[Written problem] Quote the records that follow in full and exactly; leave out the pictures.
++++ Input ++++
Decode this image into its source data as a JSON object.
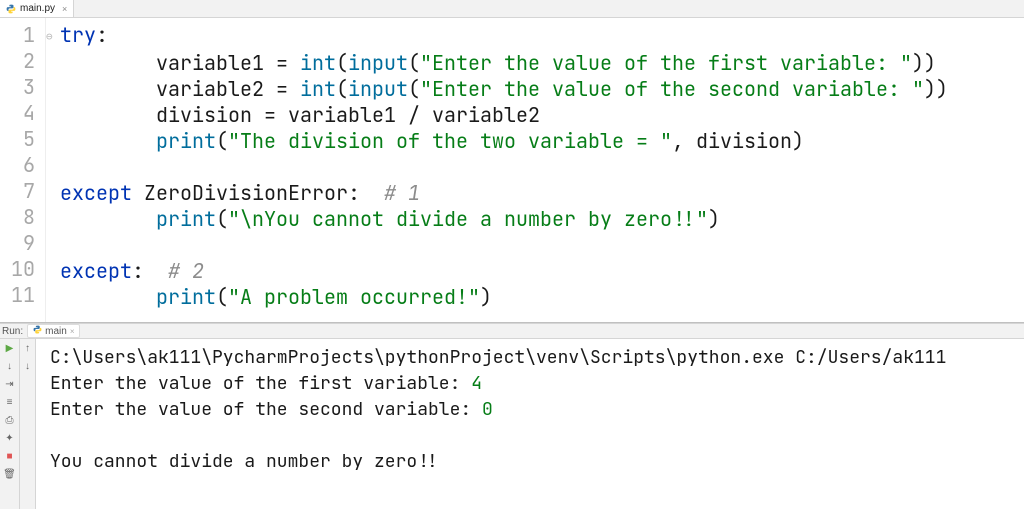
{
  "tabs": {
    "active": {
      "icon": "python-file-icon",
      "label": "main.py"
    }
  },
  "gutter": [
    "1",
    "2",
    "3",
    "4",
    "5",
    "6",
    "7",
    "8",
    "9",
    "10",
    "11"
  ],
  "code": {
    "l1_kw": "try",
    "colon": ":",
    "l2_a": "        variable1 = ",
    "l2_int": "int",
    "l2_p1": "(",
    "l2_input": "input",
    "l2_p2": "(",
    "l2_str": "\"Enter the value of the first variable: \"",
    "l2_close": "))",
    "l3_a": "        variable2 = ",
    "l3_int": "int",
    "l3_p1": "(",
    "l3_input": "input",
    "l3_p2": "(",
    "l3_str": "\"Enter the value of the second variable: \"",
    "l3_close": "))",
    "l4": "        division = variable1 / variable2",
    "l5_pad": "        ",
    "l5_print": "print",
    "l5_p1": "(",
    "l5_str": "\"The division of the two variable = \"",
    "l5_rest": ", division)",
    "l7_except": "except",
    "l7_sp": " ",
    "l7_err": "ZeroDivisionError",
    "l7_colon_sp": ":  ",
    "l7_cmt": "# 1",
    "l8_pad": "        ",
    "l8_print": "print",
    "l8_p1": "(",
    "l8_str": "\"\\nYou cannot divide a number by zero!!\"",
    "l8_close": ")",
    "l10_except": "except",
    "l10_colon_sp": ":  ",
    "l10_cmt": "# 2",
    "l11_pad": "        ",
    "l11_print": "print",
    "l11_p1": "(",
    "l11_str": "\"A problem occurred!\"",
    "l11_close": ")"
  },
  "run": {
    "label": "Run:",
    "config": "main"
  },
  "console": {
    "cmd": "C:\\Users\\ak111\\PycharmProjects\\pythonProject\\venv\\Scripts\\python.exe C:/Users/ak111",
    "prompt1": "Enter the value of the first variable: ",
    "input1": "4",
    "prompt2": "Enter the value of the second variable: ",
    "input2": "0",
    "blank": "",
    "out": "You cannot divide a number by zero!!"
  },
  "toolbar_icons": {
    "run": "▶",
    "down": "↓",
    "up": "↑",
    "align": "⇥",
    "wrap": "≡",
    "print": "⎙",
    "pin": "✦",
    "stop": "■",
    "trash": "🗑"
  }
}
++++
[Worked answer]
Decode this image into its source data as a JSON object.
{
  "tabs": {
    "active": {
      "icon": "python-file-icon",
      "label": "main.py"
    }
  },
  "gutter": [
    "1",
    "2",
    "3",
    "4",
    "5",
    "6",
    "7",
    "8",
    "9",
    "10",
    "11"
  ],
  "code": {
    "l1_kw": "try",
    "colon": ":",
    "l2_a": "        variable1 = ",
    "l2_int": "int",
    "l2_p1": "(",
    "l2_input": "input",
    "l2_p2": "(",
    "l2_str": "\"Enter the value of the first variable: \"",
    "l2_close": "))",
    "l3_a": "        variable2 = ",
    "l3_int": "int",
    "l3_p1": "(",
    "l3_input": "input",
    "l3_p2": "(",
    "l3_str": "\"Enter the value of the second variable: \"",
    "l3_close": "))",
    "l4": "        division = variable1 / variable2",
    "l5_pad": "        ",
    "l5_print": "print",
    "l5_p1": "(",
    "l5_str": "\"The division of the two variable = \"",
    "l5_rest": ", division)",
    "l7_except": "except",
    "l7_sp": " ",
    "l7_err": "ZeroDivisionError",
    "l7_colon_sp": ":  ",
    "l7_cmt": "# 1",
    "l8_pad": "        ",
    "l8_print": "print",
    "l8_p1": "(",
    "l8_str": "\"\\nYou cannot divide a number by zero!!\"",
    "l8_close": ")",
    "l10_except": "except",
    "l10_colon_sp": ":  ",
    "l10_cmt": "# 2",
    "l11_pad": "        ",
    "l11_print": "print",
    "l11_p1": "(",
    "l11_str": "\"A problem occurred!\"",
    "l11_close": ")"
  },
  "run": {
    "label": "Run:",
    "config": "main"
  },
  "console": {
    "cmd": "C:\\Users\\ak111\\PycharmProjects\\pythonProject\\venv\\Scripts\\python.exe C:/Users/ak111",
    "prompt1": "Enter the value of the first variable: ",
    "input1": "4",
    "prompt2": "Enter the value of the second variable: ",
    "input2": "0",
    "blank": "",
    "out": "You cannot divide a number by zero!!"
  },
  "toolbar_icons": {
    "run": "▶",
    "down": "↓",
    "up": "↑",
    "align": "⇥",
    "wrap": "≡",
    "print": "⎙",
    "pin": "✦",
    "stop": "■",
    "trash": "🗑"
  }
}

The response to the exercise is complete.